Output each entry exactly; skip nothing.

>> start PROVIDED RECORDS

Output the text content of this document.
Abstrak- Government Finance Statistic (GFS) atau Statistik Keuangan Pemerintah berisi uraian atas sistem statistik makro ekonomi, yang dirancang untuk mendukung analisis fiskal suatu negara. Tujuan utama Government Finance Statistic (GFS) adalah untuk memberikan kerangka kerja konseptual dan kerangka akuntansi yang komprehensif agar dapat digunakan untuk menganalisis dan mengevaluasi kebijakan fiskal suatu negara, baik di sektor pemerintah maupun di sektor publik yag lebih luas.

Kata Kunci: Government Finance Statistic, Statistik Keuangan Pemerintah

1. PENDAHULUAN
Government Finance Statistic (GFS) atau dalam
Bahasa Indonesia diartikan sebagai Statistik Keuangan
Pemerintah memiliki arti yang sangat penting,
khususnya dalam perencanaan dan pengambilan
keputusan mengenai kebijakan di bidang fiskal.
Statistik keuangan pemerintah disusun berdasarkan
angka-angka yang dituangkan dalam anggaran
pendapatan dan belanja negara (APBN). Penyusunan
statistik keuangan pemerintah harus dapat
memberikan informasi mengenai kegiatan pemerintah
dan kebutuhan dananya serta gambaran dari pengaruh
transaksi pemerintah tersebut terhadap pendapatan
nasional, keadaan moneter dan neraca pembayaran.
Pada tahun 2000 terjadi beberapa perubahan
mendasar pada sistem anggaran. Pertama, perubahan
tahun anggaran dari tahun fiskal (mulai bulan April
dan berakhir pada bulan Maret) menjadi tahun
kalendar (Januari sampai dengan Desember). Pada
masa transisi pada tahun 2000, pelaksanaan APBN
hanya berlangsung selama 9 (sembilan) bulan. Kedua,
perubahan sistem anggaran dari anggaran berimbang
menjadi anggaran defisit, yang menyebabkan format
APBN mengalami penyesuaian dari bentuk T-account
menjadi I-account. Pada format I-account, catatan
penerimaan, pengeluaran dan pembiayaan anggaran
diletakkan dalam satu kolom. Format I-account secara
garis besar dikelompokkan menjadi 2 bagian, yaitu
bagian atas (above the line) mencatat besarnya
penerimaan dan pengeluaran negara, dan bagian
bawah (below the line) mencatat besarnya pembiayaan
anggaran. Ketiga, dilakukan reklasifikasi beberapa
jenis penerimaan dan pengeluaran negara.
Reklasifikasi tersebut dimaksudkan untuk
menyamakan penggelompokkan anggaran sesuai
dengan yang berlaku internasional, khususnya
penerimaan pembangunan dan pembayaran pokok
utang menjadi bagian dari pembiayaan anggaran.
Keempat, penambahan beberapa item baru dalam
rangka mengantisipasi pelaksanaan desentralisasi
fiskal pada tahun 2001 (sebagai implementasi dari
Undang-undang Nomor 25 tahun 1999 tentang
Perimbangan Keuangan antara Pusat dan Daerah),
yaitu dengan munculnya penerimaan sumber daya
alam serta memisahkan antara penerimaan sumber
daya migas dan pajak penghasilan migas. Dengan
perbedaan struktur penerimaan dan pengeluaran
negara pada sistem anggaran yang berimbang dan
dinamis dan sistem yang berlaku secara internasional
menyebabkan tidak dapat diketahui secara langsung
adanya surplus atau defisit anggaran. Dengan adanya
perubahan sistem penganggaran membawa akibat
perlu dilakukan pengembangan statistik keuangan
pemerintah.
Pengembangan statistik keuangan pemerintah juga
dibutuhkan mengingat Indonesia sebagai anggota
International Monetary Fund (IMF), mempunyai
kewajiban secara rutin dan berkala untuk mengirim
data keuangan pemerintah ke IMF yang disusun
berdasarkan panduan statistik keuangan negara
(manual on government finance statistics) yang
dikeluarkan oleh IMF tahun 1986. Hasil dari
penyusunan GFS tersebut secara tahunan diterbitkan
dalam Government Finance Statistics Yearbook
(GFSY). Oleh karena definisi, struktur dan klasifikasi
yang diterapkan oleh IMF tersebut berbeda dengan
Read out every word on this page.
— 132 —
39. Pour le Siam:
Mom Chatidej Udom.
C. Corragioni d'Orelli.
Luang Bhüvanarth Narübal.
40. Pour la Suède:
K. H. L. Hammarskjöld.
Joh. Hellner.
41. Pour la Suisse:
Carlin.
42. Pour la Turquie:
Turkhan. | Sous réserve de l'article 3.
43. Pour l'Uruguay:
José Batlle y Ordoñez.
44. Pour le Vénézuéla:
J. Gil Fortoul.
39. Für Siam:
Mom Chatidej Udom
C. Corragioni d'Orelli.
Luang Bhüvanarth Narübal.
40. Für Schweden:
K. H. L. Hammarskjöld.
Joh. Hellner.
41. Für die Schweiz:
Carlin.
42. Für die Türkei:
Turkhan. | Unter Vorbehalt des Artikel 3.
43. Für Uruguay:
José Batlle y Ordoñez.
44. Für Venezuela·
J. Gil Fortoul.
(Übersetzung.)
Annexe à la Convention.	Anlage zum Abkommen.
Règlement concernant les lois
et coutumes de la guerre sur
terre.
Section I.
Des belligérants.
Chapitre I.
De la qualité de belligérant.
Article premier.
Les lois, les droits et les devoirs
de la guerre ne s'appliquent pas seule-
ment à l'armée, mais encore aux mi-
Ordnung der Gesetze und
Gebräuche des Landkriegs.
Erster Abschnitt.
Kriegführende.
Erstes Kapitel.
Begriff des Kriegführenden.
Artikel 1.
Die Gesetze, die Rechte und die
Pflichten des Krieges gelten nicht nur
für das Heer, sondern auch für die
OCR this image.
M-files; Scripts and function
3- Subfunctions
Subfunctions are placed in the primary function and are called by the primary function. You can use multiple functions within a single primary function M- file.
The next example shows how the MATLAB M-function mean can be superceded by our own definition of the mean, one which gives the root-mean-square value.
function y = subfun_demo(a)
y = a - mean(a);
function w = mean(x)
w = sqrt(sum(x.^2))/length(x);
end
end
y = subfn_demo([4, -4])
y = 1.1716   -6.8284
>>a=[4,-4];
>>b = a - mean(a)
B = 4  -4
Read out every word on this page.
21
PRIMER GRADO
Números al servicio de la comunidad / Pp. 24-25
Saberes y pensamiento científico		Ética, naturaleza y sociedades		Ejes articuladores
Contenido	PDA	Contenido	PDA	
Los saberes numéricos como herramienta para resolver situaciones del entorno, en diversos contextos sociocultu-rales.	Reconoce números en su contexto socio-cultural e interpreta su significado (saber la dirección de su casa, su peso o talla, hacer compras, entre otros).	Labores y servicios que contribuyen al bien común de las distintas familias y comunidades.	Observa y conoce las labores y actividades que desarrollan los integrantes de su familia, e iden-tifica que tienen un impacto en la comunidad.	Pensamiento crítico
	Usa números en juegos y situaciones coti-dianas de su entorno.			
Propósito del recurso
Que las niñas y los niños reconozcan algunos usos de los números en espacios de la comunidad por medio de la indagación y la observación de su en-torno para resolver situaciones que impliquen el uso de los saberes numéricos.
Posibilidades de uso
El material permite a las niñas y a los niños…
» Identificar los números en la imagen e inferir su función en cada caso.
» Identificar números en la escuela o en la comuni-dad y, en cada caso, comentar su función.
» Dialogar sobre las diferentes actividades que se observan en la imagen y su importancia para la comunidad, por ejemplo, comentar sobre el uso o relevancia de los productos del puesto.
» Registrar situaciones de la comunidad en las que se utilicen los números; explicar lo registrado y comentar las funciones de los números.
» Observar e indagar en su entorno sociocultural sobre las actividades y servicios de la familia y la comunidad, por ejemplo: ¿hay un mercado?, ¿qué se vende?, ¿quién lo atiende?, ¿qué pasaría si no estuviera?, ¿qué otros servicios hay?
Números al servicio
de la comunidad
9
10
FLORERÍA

>> end PROVIDED RECORDS

**EXERCISE RESPONSE:**
Output the text content of this document.
Abstrak- Government Finance Statistic (GFS) atau Statistik Keuangan Pemerintah berisi uraian atas sistem statistik makro ekonomi, yang dirancang untuk mendukung analisis fiskal suatu negara. Tujuan utama Government Finance Statistic (GFS) adalah untuk memberikan kerangka kerja konseptual dan kerangka akuntansi yang komprehensif agar dapat digunakan untuk menganalisis dan mengevaluasi kebijakan fiskal suatu negara, baik di sektor pemerintah maupun di sektor publik yag lebih luas.

Kata Kunci: Government Finance Statistic, Statistik Keuangan Pemerintah

1. PENDAHULUAN
Government Finance Statistic (GFS) atau dalam
Bahasa Indonesia diartikan sebagai Statistik Keuangan
Pemerintah memiliki arti yang sangat penting,
khususnya dalam perencanaan dan pengambilan
keputusan mengenai kebijakan di bidang fiskal.
Statistik keuangan pemerintah disusun berdasarkan
angka-angka yang dituangkan dalam anggaran
pendapatan dan belanja negara (APBN). Penyusunan
statistik keuangan pemerintah harus dapat
memberikan informasi mengenai kegiatan pemerintah
dan kebutuhan dananya serta gambaran dari pengaruh
transaksi pemerintah tersebut terhadap pendapatan
nasional, keadaan moneter dan neraca pembayaran.
Pada tahun 2000 terjadi beberapa perubahan
mendasar pada sistem anggaran. Pertama, perubahan
tahun anggaran dari tahun fiskal (mulai bulan April
dan berakhir pada bulan Maret) menjadi tahun
kalendar (Januari sampai dengan Desember). Pada
masa transisi pada tahun 2000, pelaksanaan APBN
hanya berlangsung selama 9 (sembilan) bulan. Kedua,
perubahan sistem anggaran dari anggaran berimbang
menjadi anggaran defisit, yang menyebabkan format
APBN mengalami penyesuaian dari bentuk T-account
menjadi I-account. Pada format I-account, catatan
penerimaan, pengeluaran dan pembiayaan anggaran
diletakkan dalam satu kolom. Format I-account secara
garis besar dikelompokkan menjadi 2 bagian, yaitu
bagian atas (above the line) mencatat besarnya
penerimaan dan pengeluaran negara, dan bagian
bawah (below the line) mencatat besarnya pembiayaan
anggaran. Ketiga, dilakukan reklasifikasi beberapa
jenis penerimaan dan pengeluaran negara.
Reklasifikasi tersebut dimaksudkan untuk
menyamakan penggelompokkan anggaran sesuai
dengan yang berlaku internasional, khususnya
penerimaan pembangunan dan pembayaran pokok
utang menjadi bagian dari pembiayaan anggaran.
Keempat, penambahan beberapa item baru dalam
rangka mengantisipasi pelaksanaan desentralisasi
fiskal pada tahun 2001 (sebagai implementasi dari
Undang-undang Nomor 25 tahun 1999 tentang
Perimbangan Keuangan antara Pusat dan Daerah),
yaitu dengan munculnya penerimaan sumber daya
alam serta memisahkan antara penerimaan sumber
daya migas dan pajak penghasilan migas. Dengan
perbedaan struktur penerimaan dan pengeluaran
negara pada sistem anggaran yang berimbang dan
dinamis dan sistem yang berlaku secara internasional
menyebabkan tidak dapat diketahui secara langsung
adanya surplus atau defisit anggaran. Dengan adanya
perubahan sistem penganggaran membawa akibat
perlu dilakukan pengembangan statistik keuangan
pemerintah.
Pengembangan statistik keuangan pemerintah juga
dibutuhkan mengingat Indonesia sebagai anggota
International Monetary Fund (IMF), mempunyai
kewajiban secara rutin dan berkala untuk mengirim
data keuangan pemerintah ke IMF yang disusun
berdasarkan panduan statistik keuangan negara
(manual on government finance statistics) yang
dikeluarkan oleh IMF tahun 1986. Hasil dari
penyusunan GFS tersebut secara tahunan diterbitkan
dalam Government Finance Statistics Yearbook
(GFSY). Oleh karena definisi, struktur dan klasifikasi
yang diterapkan oleh IMF tersebut berbeda dengan
Read out every word on this page.
— 132 —
39. Pour le Siam:
Mom Chatidej Udom.
C. Corragioni d'Orelli.
Luang Bhüvanarth Narübal.
40. Pour la Suède:
K. H. L. Hammarskjöld.
Joh. Hellner.
41. Pour la Suisse:
Carlin.
42. Pour la Turquie:
Turkhan. | Sous réserve de l'article 3.
43. Pour l'Uruguay:
José Batlle y Ordoñez.
44. Pour le Vénézuéla:
J. Gil Fortoul.
39. Für Siam:
Mom Chatidej Udom
C. Corragioni d'Orelli.
Luang Bhüvanarth Narübal.
40. Für Schweden:
K. H. L. Hammarskjöld.
Joh. Hellner.
41. Für die Schweiz:
Carlin.
42. Für die Türkei:
Turkhan. | Unter Vorbehalt des Artikel 3.
43. Für Uruguay:
José Batlle y Ordoñez.
44. Für Venezuela·
J. Gil Fortoul.
(Übersetzung.)
Annexe à la Convention.	Anlage zum Abkommen.
Règlement concernant les lois
et coutumes de la guerre sur
terre.
Section I.
Des belligérants.
Chapitre I.
De la qualité de belligérant.
Article premier.
Les lois, les droits et les devoirs
de la guerre ne s'appliquent pas seule-
ment à l'armée, mais encore aux mi-
Ordnung der Gesetze und
Gebräuche des Landkriegs.
Erster Abschnitt.
Kriegführende.
Erstes Kapitel.
Begriff des Kriegführenden.
Artikel 1.
Die Gesetze, die Rechte und die
Pflichten des Krieges gelten nicht nur
für das Heer, sondern auch für die
OCR this image.
M-files; Scripts and function
3- Subfunctions
Subfunctions are placed in the primary function and are called by the primary function. You can use multiple functions within a single primary function M- file.
The next example shows how the MATLAB M-function mean can be superceded by our own definition of the mean, one which gives the root-mean-square value.
function y = subfun_demo(a)
y = a - mean(a);
function w = mean(x)
w = sqrt(sum(x.^2))/length(x);
end
end
y = subfn_demo([4, -4])
y = 1.1716   -6.8284
>>a=[4,-4];
>>b = a - mean(a)
B = 4  -4
Read out every word on this page.
21
PRIMER GRADO
Números al servicio de la comunidad / Pp. 24-25
Saberes y pensamiento científico		Ética, naturaleza y sociedades		Ejes articuladores
Contenido	PDA	Contenido	PDA	
Los saberes numéricos como herramienta para resolver situaciones del entorno, en diversos contextos sociocultu-rales.	Reconoce números en su contexto socio-cultural e interpreta su significado (saber la dirección de su casa, su peso o talla, hacer compras, entre otros).	Labores y servicios que contribuyen al bien común de las distintas familias y comunidades.	Observa y conoce las labores y actividades que desarrollan los integrantes de su familia, e iden-tifica que tienen un impacto en la comunidad.	Pensamiento crítico
	Usa números en juegos y situaciones coti-dianas de su entorno.			
Propósito del recurso
Que las niñas y los niños reconozcan algunos usos de los números en espacios de la comunidad por medio de la indagación y la observación de su en-torno para resolver situaciones que impliquen el uso de los saberes numéricos.
Posibilidades de uso
El material permite a las niñas y a los niños…
» Identificar los números en la imagen e inferir su función en cada caso.
» Identificar números en la escuela o en la comuni-dad y, en cada caso, comentar su función.
» Dialogar sobre las diferentes actividades que se observan en la imagen y su importancia para la comunidad, por ejemplo, comentar sobre el uso o relevancia de los productos del puesto.
» Registrar situaciones de la comunidad en las que se utilicen los números; explicar lo registrado y comentar las funciones de los números.
» Observar e indagar en su entorno sociocultural sobre las actividades y servicios de la familia y la comunidad, por ejemplo: ¿hay un mercado?, ¿qué se vende?, ¿quién lo atiende?, ¿qué pasaría si no estuviera?, ¿qué otros servicios hay?
Números al servicio
de la comunidad
9
10
FLORERÍA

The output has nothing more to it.